What you will do.
Write the listing below out again exactly, dropping the images.

-- START OF Given information --

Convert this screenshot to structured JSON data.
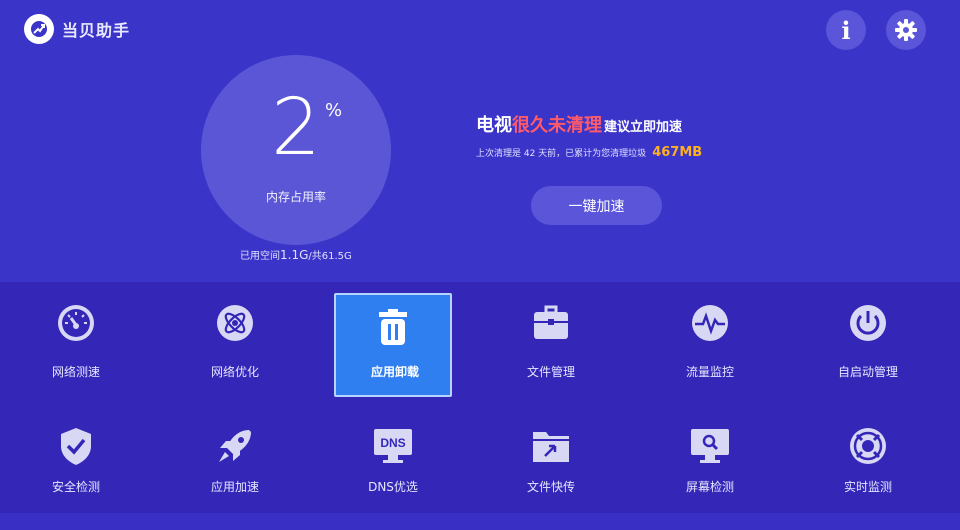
{
  "app": {
    "name": "当贝助手"
  },
  "header": {
    "info_icon": "info-icon",
    "settings_icon": "gear-icon"
  },
  "memory": {
    "percent": "2",
    "percent_sign": "%",
    "label": "内存占用率",
    "storage_prefix": "已用空间",
    "storage_used": "1.1G",
    "storage_mid": "/共",
    "storage_total": "61.5G"
  },
  "cleanup": {
    "headline_a": "电视",
    "headline_warn": "很久未清理",
    "headline_b": "建议立即加速",
    "sub_text": "上次清理是 42 天前，已累计为您清理垃圾",
    "amount": "467MB",
    "button": "一键加速",
    "warn_color": "#ff5a6a",
    "amount_color": "#ffb020"
  },
  "tools": [
    {
      "label": "网络测速",
      "icon": "speedometer-icon"
    },
    {
      "label": "网络优化",
      "icon": "atom-icon"
    },
    {
      "label": "应用卸载",
      "icon": "trash-icon",
      "selected": true
    },
    {
      "label": "文件管理",
      "icon": "toolbox-icon"
    },
    {
      "label": "流量监控",
      "icon": "pulse-icon"
    },
    {
      "label": "自启动管理",
      "icon": "power-icon"
    },
    {
      "label": "安全检测",
      "icon": "shield-check-icon"
    },
    {
      "label": "应用加速",
      "icon": "rocket-icon"
    },
    {
      "label": "DNS优选",
      "icon": "dns-monitor-icon",
      "badge": "DNS"
    },
    {
      "label": "文件快传",
      "icon": "folder-send-icon"
    },
    {
      "label": "屏幕检测",
      "icon": "monitor-search-icon"
    },
    {
      "label": "实时监测",
      "icon": "lifebuoy-icon"
    }
  ],
  "colors": {
    "background": "#3a34c9",
    "selected": "#2f7ff0",
    "accent_button": "#5a55d9"
  }
}
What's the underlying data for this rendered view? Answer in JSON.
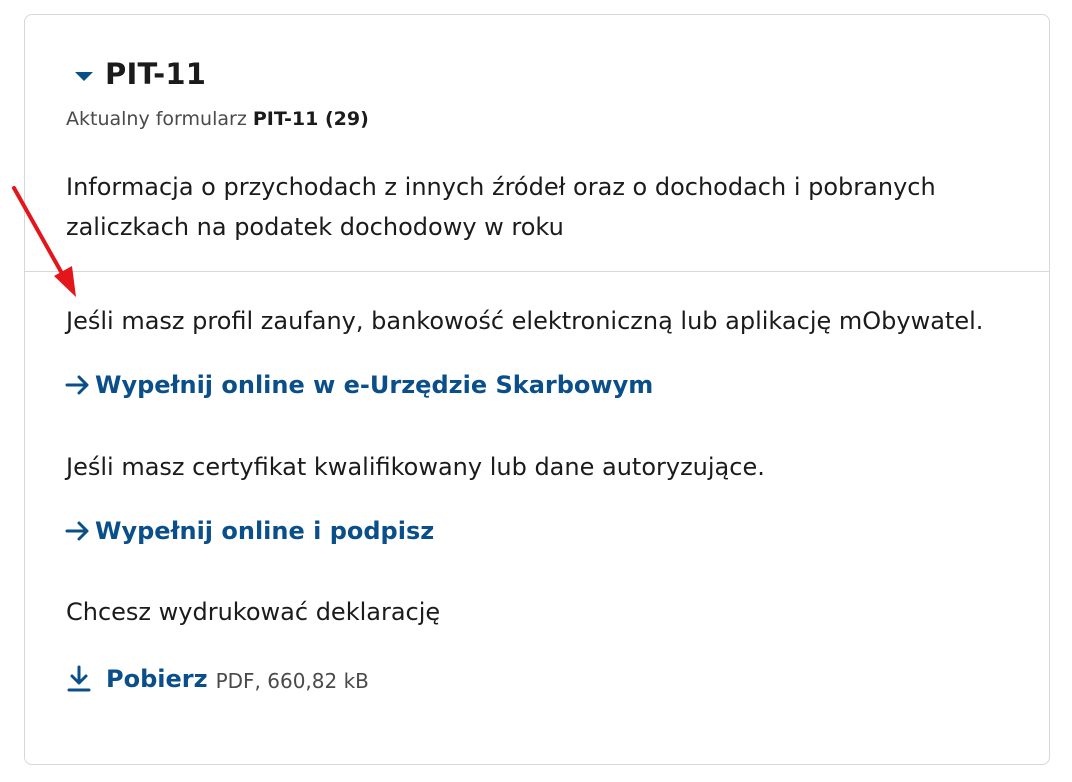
{
  "card": {
    "title": "PIT-11",
    "current_form_prefix": "Aktualny formularz",
    "current_form_name": "PIT-11 (29)",
    "description": "Informacja o przychodach z innych źródeł oraz o dochodach i pobranych zaliczkach na podatek dochodowy w roku",
    "section_profile_text": "Jeśli masz profil zaufany, bankowość elektroniczną lub aplikację mObywatel.",
    "link_eus": "Wypełnij online w e-Urzędzie Skarbowym",
    "section_cert_text": "Jeśli masz certyfikat kwalifikowany lub dane autoryzujące.",
    "link_sign": "Wypełnij online i podpisz",
    "section_print_text": "Chcesz wydrukować deklarację",
    "download_label": "Pobierz",
    "file_meta": "PDF, 660,82 kB"
  },
  "colors": {
    "link": "#0b4f8a",
    "annotation_arrow": "#e3161b",
    "border": "#d7d7d7"
  },
  "icons": {
    "collapse": "caret-down-icon",
    "link_arrow": "arrow-right-icon",
    "download": "download-icon"
  }
}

-- END OF Given information --

Complete answer.
Convert this screenshot to structured JSON data.
{
  "app": {
    "name": "当贝助手"
  },
  "header": {
    "info_icon": "info-icon",
    "settings_icon": "gear-icon"
  },
  "memory": {
    "percent": "2",
    "percent_sign": "%",
    "label": "内存占用率",
    "storage_prefix": "已用空间",
    "storage_used": "1.1G",
    "storage_mid": "/共",
    "storage_total": "61.5G"
  },
  "cleanup": {
    "headline_a": "电视",
    "headline_warn": "很久未清理",
    "headline_b": "建议立即加速",
    "sub_text": "上次清理是 42 天前，已累计为您清理垃圾",
    "amount": "467MB",
    "button": "一键加速",
    "warn_color": "#ff5a6a",
    "amount_color": "#ffb020"
  },
  "tools": [
    {
      "label": "网络测速",
      "icon": "speedometer-icon"
    },
    {
      "label": "网络优化",
      "icon": "atom-icon"
    },
    {
      "label": "应用卸载",
      "icon": "trash-icon",
      "selected": true
    },
    {
      "label": "文件管理",
      "icon": "toolbox-icon"
    },
    {
      "label": "流量监控",
      "icon": "pulse-icon"
    },
    {
      "label": "自启动管理",
      "icon": "power-icon"
    },
    {
      "label": "安全检测",
      "icon": "shield-check-icon"
    },
    {
      "label": "应用加速",
      "icon": "rocket-icon"
    },
    {
      "label": "DNS优选",
      "icon": "dns-monitor-icon",
      "badge": "DNS"
    },
    {
      "label": "文件快传",
      "icon": "folder-send-icon"
    },
    {
      "label": "屏幕检测",
      "icon": "monitor-search-icon"
    },
    {
      "label": "实时监测",
      "icon": "lifebuoy-icon"
    }
  ],
  "colors": {
    "background": "#3a34c9",
    "selected": "#2f7ff0",
    "accent_button": "#5a55d9"
  }
}
What's the underlying data for this rendered view? Answer in JSON.
{
  "card": {
    "title": "PIT-11",
    "current_form_prefix": "Aktualny formularz",
    "current_form_name": "PIT-11 (29)",
    "description": "Informacja o przychodach z innych źródeł oraz o dochodach i pobranych zaliczkach na podatek dochodowy w roku",
    "section_profile_text": "Jeśli masz profil zaufany, bankowość elektroniczną lub aplikację mObywatel.",
    "link_eus": "Wypełnij online w e-Urzędzie Skarbowym",
    "section_cert_text": "Jeśli masz certyfikat kwalifikowany lub dane autoryzujące.",
    "link_sign": "Wypełnij online i podpisz",
    "section_print_text": "Chcesz wydrukować deklarację",
    "download_label": "Pobierz",
    "file_meta": "PDF, 660,82 kB"
  },
  "colors": {
    "link": "#0b4f8a",
    "annotation_arrow": "#e3161b",
    "border": "#d7d7d7"
  },
  "icons": {
    "collapse": "caret-down-icon",
    "link_arrow": "arrow-right-icon",
    "download": "download-icon"
  }
}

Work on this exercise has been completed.